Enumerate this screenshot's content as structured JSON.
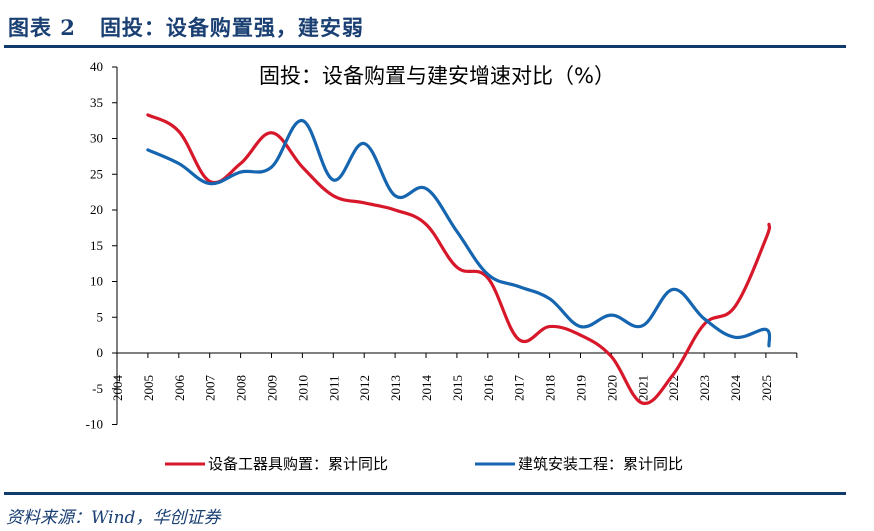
{
  "figure": {
    "label": "图表 2",
    "title": "固投：设备购置强，建安弱",
    "source": "资料来源：Wind，华创证券"
  },
  "colors": {
    "header_blue": "#1a3f73",
    "rule_blue": "#0f3a6b"
  },
  "chart_data": {
    "type": "line",
    "title": "固投：设备购置与建安增速对比（%）",
    "xlabel": "",
    "ylabel": "",
    "x_ticks": [
      "2004",
      "2005",
      "2006",
      "2007",
      "2008",
      "2009",
      "2010",
      "2011",
      "2012",
      "2013",
      "2014",
      "2015",
      "2016",
      "2017",
      "2018",
      "2019",
      "2020",
      "2021",
      "2022",
      "2023",
      "2024",
      "2025"
    ],
    "y_ticks": [
      "40",
      "35",
      "30",
      "25",
      "20",
      "15",
      "10",
      "5",
      "0",
      "-5",
      "-10"
    ],
    "ylim": [
      -10,
      40
    ],
    "xlim": [
      2004,
      2026
    ],
    "grid": false,
    "legend_position": "bottom",
    "x": [
      2005,
      2006,
      2007,
      2008,
      2009,
      2010,
      2011,
      2012,
      2013,
      2014,
      2015,
      2016,
      2017,
      2018,
      2019,
      2020,
      2021,
      2022,
      2023,
      2024,
      2025,
      2025.1
    ],
    "series": [
      {
        "name": "设备工器具购置：累计同比",
        "color": "#d7182a",
        "values": [
          33.3,
          31.0,
          24.0,
          26.5,
          30.8,
          26.0,
          22.0,
          21.0,
          20.0,
          18.0,
          12.0,
          10.5,
          1.9,
          3.7,
          2.5,
          -0.5,
          -7.0,
          -3.0,
          4.0,
          6.5,
          16.0,
          18.0
        ]
      },
      {
        "name": "建筑安装工程：累计同比",
        "color": "#1565b0",
        "values": [
          28.4,
          26.5,
          23.7,
          25.3,
          26.0,
          32.5,
          24.2,
          29.3,
          22.0,
          23.0,
          17.0,
          11.0,
          9.3,
          7.6,
          3.7,
          5.3,
          3.8,
          8.9,
          4.8,
          2.2,
          3.3,
          1.0
        ]
      }
    ]
  }
}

_WORK TO COMPLETE_
Copy out every line of the material above exactly, skipping the pictures.

_FINISHED TASK_
Enumerate this screenshot's content as structured JSON.
{
  "figure": {
    "label": "图表 2",
    "title": "固投：设备购置强，建安弱",
    "source": "资料来源：Wind，华创证券"
  },
  "colors": {
    "header_blue": "#1a3f73",
    "rule_blue": "#0f3a6b"
  },
  "chart_data": {
    "type": "line",
    "title": "固投：设备购置与建安增速对比（%）",
    "xlabel": "",
    "ylabel": "",
    "x_ticks": [
      "2004",
      "2005",
      "2006",
      "2007",
      "2008",
      "2009",
      "2010",
      "2011",
      "2012",
      "2013",
      "2014",
      "2015",
      "2016",
      "2017",
      "2018",
      "2019",
      "2020",
      "2021",
      "2022",
      "2023",
      "2024",
      "2025"
    ],
    "y_ticks": [
      "40",
      "35",
      "30",
      "25",
      "20",
      "15",
      "10",
      "5",
      "0",
      "-5",
      "-10"
    ],
    "ylim": [
      -10,
      40
    ],
    "xlim": [
      2004,
      2026
    ],
    "grid": false,
    "legend_position": "bottom",
    "x": [
      2005,
      2006,
      2007,
      2008,
      2009,
      2010,
      2011,
      2012,
      2013,
      2014,
      2015,
      2016,
      2017,
      2018,
      2019,
      2020,
      2021,
      2022,
      2023,
      2024,
      2025,
      2025.1
    ],
    "series": [
      {
        "name": "设备工器具购置：累计同比",
        "color": "#d7182a",
        "values": [
          33.3,
          31.0,
          24.0,
          26.5,
          30.8,
          26.0,
          22.0,
          21.0,
          20.0,
          18.0,
          12.0,
          10.5,
          1.9,
          3.7,
          2.5,
          -0.5,
          -7.0,
          -3.0,
          4.0,
          6.5,
          16.0,
          18.0
        ]
      },
      {
        "name": "建筑安装工程：累计同比",
        "color": "#1565b0",
        "values": [
          28.4,
          26.5,
          23.7,
          25.3,
          26.0,
          32.5,
          24.2,
          29.3,
          22.0,
          23.0,
          17.0,
          11.0,
          9.3,
          7.6,
          3.7,
          5.3,
          3.8,
          8.9,
          4.8,
          2.2,
          3.3,
          1.0
        ]
      }
    ]
  }
}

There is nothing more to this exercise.